* **EXERCISE REQUIREMENTS**:
Find and copy each line of the records where the string "областной" shows up.

* **DATA FOR THIS TASK**:
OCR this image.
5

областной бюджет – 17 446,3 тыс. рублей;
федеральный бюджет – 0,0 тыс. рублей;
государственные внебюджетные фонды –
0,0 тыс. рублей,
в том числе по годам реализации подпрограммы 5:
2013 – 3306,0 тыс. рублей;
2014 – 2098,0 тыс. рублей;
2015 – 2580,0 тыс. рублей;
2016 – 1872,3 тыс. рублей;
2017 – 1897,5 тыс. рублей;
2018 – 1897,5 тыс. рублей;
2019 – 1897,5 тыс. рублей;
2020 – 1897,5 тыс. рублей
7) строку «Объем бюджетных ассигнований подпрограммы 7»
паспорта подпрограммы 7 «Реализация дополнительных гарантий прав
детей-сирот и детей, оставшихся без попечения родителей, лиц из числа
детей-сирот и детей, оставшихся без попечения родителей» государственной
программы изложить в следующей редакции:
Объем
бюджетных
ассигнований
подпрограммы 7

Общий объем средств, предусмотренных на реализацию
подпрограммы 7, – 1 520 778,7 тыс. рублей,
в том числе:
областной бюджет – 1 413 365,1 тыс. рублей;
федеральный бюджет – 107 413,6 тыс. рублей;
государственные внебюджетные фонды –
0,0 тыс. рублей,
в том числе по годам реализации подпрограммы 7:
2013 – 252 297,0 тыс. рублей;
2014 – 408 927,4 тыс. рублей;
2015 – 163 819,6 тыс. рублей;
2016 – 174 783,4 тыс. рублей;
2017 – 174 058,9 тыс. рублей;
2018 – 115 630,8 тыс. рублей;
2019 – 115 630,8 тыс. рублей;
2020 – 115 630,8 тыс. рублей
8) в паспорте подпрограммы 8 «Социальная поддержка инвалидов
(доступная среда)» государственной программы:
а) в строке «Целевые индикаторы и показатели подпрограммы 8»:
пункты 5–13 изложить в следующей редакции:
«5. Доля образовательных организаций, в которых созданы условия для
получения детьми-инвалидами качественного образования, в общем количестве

* **ANSWER TO THE EXERCISE**:
областной бюджет – 17 446,3 тыс. рублей;
областной бюджет – 1 413 365,1 тыс. рублей;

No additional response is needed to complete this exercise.